(Items from a data source)

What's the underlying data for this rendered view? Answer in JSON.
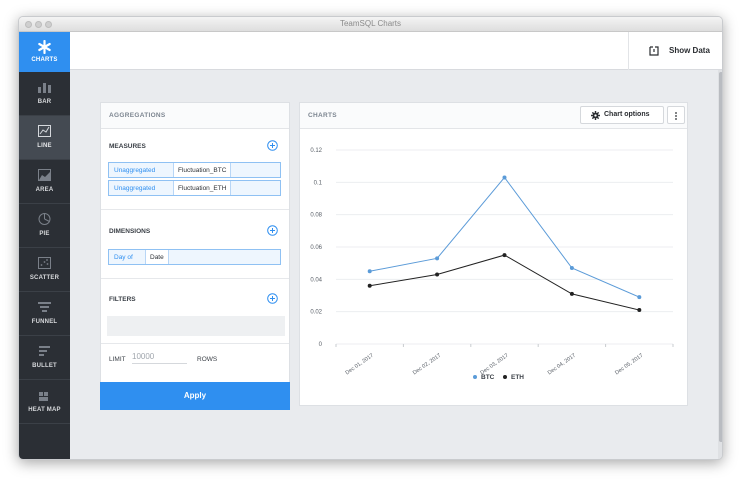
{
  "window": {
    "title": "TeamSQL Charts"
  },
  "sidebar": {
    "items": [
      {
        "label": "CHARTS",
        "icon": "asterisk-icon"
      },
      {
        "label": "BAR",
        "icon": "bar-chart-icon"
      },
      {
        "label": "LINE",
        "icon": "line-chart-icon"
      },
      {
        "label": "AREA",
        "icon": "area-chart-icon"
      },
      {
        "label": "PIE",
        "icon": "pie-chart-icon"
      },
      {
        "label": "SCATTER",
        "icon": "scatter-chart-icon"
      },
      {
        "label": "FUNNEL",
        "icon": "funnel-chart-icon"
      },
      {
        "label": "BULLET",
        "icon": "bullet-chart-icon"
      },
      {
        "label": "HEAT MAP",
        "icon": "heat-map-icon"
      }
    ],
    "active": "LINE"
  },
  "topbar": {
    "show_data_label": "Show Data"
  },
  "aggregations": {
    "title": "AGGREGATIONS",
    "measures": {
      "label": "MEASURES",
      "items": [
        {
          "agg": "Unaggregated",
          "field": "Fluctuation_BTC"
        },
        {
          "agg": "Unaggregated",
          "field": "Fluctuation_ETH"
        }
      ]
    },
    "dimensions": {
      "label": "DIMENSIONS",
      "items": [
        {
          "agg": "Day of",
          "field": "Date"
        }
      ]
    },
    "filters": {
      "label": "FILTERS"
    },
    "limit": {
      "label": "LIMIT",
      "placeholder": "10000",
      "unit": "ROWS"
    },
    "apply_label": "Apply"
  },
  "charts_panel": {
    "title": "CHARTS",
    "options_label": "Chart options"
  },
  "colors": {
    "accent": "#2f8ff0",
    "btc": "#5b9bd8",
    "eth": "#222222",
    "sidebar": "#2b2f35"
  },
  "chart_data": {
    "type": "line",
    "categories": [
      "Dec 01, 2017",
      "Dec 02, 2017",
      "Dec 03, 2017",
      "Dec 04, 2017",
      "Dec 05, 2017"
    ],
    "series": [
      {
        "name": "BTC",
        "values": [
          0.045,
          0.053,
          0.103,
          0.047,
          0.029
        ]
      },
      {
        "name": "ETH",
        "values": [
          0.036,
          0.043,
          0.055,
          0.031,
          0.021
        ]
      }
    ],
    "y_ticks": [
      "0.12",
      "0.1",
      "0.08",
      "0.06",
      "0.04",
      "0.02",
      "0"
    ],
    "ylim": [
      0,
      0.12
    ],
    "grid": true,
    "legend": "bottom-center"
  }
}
---
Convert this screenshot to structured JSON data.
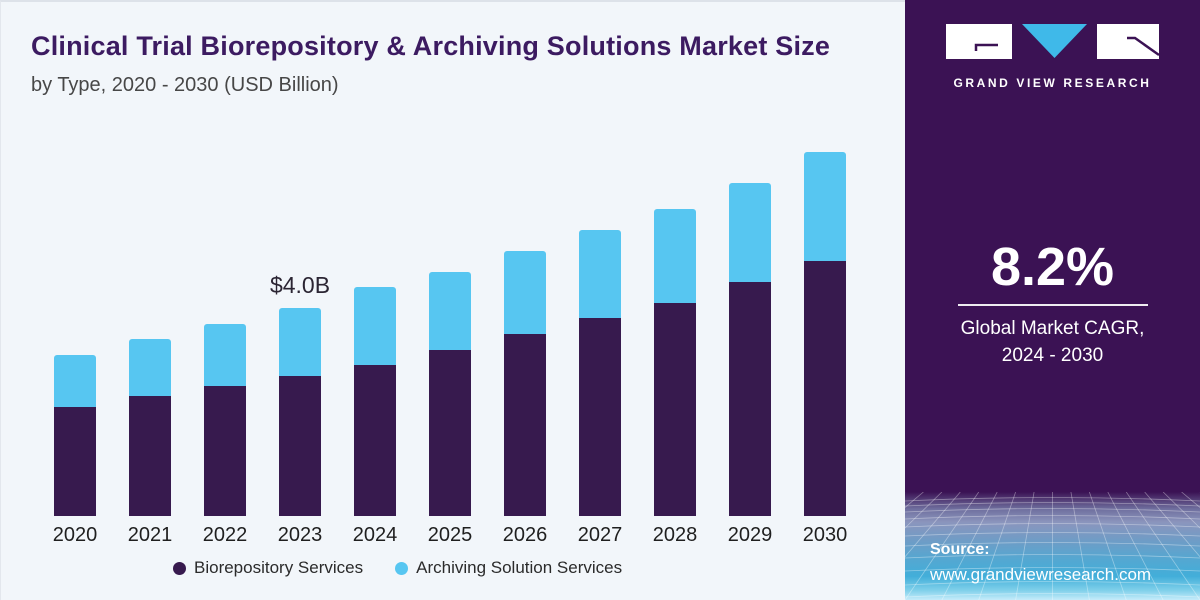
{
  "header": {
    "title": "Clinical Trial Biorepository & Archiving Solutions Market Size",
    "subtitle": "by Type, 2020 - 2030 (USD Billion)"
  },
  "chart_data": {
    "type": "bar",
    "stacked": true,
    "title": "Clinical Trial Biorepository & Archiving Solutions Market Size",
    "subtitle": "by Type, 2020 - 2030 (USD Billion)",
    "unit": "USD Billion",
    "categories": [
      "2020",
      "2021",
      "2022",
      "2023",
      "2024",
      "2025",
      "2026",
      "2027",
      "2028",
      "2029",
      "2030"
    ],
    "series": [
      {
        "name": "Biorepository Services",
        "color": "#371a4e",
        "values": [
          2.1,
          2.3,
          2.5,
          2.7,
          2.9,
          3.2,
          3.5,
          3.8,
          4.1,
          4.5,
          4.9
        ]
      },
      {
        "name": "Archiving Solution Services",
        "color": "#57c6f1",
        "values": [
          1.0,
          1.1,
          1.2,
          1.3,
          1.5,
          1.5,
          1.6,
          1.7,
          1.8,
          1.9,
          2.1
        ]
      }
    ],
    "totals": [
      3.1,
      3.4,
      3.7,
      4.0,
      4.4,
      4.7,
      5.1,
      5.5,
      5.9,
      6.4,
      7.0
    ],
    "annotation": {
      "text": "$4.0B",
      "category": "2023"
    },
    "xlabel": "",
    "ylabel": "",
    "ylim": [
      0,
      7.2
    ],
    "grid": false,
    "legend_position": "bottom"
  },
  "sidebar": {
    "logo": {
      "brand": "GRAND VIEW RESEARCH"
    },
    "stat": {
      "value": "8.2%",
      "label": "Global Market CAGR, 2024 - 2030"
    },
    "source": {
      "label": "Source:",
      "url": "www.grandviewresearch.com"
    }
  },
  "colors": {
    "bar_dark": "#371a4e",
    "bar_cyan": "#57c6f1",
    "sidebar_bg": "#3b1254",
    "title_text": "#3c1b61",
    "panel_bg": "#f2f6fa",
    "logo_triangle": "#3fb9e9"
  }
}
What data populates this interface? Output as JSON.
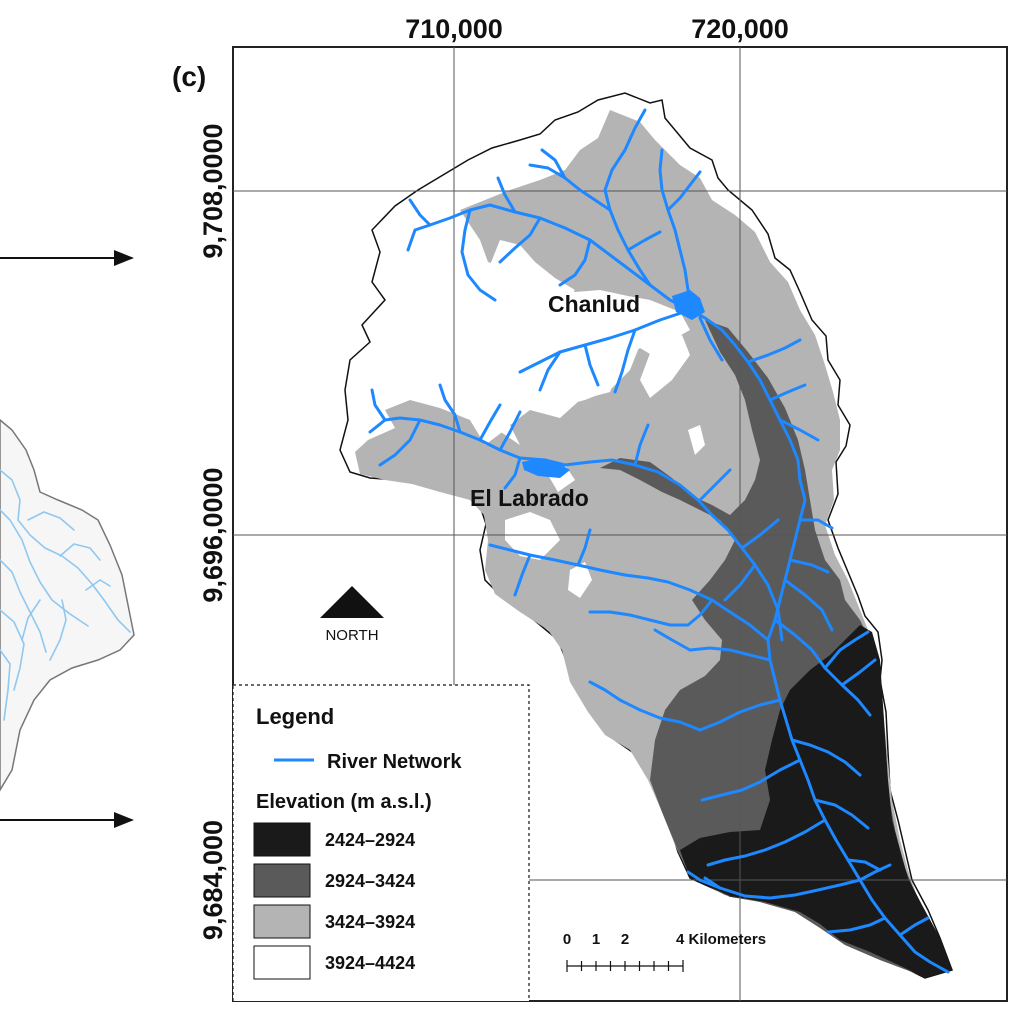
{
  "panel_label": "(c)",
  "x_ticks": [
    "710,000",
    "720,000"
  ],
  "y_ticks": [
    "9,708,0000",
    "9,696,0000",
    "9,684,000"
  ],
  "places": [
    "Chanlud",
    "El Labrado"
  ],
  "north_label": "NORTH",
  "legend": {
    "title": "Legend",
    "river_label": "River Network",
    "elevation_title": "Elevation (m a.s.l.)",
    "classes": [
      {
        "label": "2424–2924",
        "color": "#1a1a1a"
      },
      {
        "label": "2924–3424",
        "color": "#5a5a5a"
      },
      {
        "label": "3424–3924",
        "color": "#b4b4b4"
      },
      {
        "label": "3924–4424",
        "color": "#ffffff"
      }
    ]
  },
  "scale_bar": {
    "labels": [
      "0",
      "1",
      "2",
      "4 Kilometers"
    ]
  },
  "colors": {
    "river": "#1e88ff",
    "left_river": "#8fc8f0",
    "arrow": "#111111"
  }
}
* * *
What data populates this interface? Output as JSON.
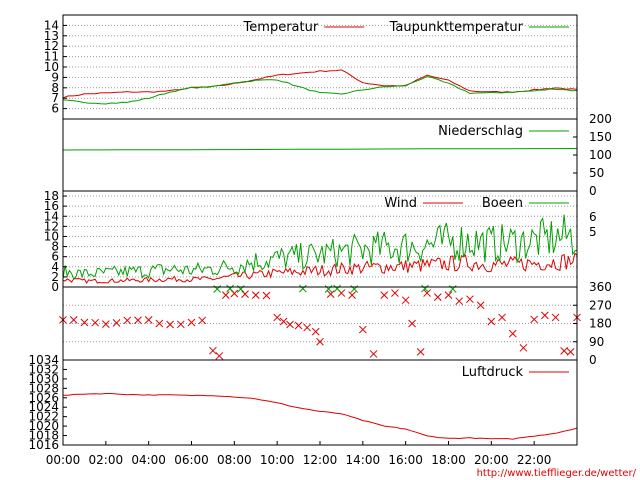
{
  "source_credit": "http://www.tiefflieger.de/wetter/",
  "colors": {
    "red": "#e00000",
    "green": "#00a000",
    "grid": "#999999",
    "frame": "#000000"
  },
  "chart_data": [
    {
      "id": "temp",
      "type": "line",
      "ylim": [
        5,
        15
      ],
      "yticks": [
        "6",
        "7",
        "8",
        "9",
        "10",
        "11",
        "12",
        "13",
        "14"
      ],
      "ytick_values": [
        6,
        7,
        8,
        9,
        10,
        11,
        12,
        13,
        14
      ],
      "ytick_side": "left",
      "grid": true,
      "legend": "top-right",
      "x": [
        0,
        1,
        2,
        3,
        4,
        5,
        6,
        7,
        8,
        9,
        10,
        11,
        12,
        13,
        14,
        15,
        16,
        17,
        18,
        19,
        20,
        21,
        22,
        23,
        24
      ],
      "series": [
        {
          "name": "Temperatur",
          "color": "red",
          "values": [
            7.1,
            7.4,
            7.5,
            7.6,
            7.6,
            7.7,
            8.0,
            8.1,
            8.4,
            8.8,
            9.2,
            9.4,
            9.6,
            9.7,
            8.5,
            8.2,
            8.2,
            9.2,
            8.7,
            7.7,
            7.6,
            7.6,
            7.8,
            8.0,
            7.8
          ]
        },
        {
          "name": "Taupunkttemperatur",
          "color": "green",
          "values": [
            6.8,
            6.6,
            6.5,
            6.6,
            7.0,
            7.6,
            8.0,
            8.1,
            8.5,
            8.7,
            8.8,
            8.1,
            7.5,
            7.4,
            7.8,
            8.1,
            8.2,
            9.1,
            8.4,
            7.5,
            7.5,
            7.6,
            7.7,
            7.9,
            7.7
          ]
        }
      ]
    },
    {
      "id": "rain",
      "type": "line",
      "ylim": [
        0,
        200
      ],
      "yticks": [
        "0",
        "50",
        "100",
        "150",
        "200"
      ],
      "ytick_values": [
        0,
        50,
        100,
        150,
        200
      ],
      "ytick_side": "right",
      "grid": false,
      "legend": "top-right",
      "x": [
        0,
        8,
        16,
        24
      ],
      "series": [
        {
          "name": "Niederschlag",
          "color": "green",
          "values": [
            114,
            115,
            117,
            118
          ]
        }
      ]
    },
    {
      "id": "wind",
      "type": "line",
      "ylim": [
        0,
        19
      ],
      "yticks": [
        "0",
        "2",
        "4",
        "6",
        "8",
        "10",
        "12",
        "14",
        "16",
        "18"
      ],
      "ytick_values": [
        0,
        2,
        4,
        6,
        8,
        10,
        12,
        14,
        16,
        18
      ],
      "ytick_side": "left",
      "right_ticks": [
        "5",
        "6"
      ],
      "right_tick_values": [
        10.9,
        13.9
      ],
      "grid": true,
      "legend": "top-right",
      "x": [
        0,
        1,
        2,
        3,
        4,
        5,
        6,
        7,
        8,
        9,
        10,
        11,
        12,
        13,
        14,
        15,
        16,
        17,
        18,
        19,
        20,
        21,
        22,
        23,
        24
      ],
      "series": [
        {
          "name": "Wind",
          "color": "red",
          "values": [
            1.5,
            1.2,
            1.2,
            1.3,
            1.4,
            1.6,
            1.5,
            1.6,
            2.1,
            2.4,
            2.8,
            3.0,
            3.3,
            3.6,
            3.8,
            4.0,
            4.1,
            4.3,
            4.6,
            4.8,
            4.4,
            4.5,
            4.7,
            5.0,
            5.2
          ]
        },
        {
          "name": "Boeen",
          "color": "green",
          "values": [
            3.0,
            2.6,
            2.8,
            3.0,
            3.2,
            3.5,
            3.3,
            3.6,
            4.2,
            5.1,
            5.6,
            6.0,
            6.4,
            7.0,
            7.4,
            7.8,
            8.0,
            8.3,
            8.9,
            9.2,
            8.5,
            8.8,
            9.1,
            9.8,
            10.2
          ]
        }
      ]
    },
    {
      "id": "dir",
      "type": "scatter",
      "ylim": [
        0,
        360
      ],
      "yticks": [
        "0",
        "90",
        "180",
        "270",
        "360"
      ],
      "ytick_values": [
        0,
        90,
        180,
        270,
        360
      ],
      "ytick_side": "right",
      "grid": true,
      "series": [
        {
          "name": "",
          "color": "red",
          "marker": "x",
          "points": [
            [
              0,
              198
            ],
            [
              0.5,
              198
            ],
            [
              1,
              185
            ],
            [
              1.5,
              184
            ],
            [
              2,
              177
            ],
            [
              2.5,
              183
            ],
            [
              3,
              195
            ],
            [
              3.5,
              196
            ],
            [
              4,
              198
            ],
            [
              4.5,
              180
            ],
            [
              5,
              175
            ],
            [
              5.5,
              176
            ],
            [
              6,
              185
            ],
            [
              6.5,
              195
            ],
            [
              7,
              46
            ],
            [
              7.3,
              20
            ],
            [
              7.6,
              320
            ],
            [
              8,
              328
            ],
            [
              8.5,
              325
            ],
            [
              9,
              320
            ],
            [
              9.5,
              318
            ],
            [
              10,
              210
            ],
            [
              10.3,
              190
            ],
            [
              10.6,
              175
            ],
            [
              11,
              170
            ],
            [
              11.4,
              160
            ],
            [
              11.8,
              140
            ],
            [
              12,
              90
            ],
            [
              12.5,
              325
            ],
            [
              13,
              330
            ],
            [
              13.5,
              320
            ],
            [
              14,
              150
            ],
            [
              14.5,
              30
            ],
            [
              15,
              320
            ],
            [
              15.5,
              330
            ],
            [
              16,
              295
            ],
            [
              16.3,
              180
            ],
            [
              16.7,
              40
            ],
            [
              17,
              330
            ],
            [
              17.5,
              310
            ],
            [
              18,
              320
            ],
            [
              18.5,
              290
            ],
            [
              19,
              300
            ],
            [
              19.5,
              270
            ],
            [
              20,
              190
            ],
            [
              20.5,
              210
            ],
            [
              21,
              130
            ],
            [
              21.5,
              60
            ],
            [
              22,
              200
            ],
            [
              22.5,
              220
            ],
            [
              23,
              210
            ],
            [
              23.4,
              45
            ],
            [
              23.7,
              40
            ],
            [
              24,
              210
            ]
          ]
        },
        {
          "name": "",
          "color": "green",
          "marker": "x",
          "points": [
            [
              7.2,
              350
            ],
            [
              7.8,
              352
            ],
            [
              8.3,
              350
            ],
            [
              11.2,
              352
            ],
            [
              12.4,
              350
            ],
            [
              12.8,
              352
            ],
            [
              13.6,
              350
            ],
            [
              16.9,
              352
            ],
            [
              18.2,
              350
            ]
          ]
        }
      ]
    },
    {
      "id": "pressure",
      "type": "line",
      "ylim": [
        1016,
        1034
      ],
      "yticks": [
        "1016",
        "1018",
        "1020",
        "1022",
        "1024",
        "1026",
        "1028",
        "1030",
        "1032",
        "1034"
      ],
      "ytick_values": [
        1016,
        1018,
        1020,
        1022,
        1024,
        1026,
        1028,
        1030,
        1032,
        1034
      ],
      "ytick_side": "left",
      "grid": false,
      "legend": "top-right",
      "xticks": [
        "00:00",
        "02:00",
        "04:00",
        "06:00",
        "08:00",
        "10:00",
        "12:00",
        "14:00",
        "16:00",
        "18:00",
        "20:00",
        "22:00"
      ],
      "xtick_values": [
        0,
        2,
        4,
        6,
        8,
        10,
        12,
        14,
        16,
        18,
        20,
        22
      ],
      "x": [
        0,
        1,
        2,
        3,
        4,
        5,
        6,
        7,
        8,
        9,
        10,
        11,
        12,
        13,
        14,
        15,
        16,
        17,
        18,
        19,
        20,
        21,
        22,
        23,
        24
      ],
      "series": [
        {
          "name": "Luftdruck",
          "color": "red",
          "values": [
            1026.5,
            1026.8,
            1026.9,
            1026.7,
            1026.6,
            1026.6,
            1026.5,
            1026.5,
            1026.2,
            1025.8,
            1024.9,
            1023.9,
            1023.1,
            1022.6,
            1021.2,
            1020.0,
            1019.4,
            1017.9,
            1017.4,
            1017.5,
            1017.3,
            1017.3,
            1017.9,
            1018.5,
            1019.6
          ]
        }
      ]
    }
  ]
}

** EXERCISE GOAL **
Show the lines from the data above that contain the string "bottom".

** ANSWER BELOW **
    "legend": "bottom-center"
    "legend_position": "bottom"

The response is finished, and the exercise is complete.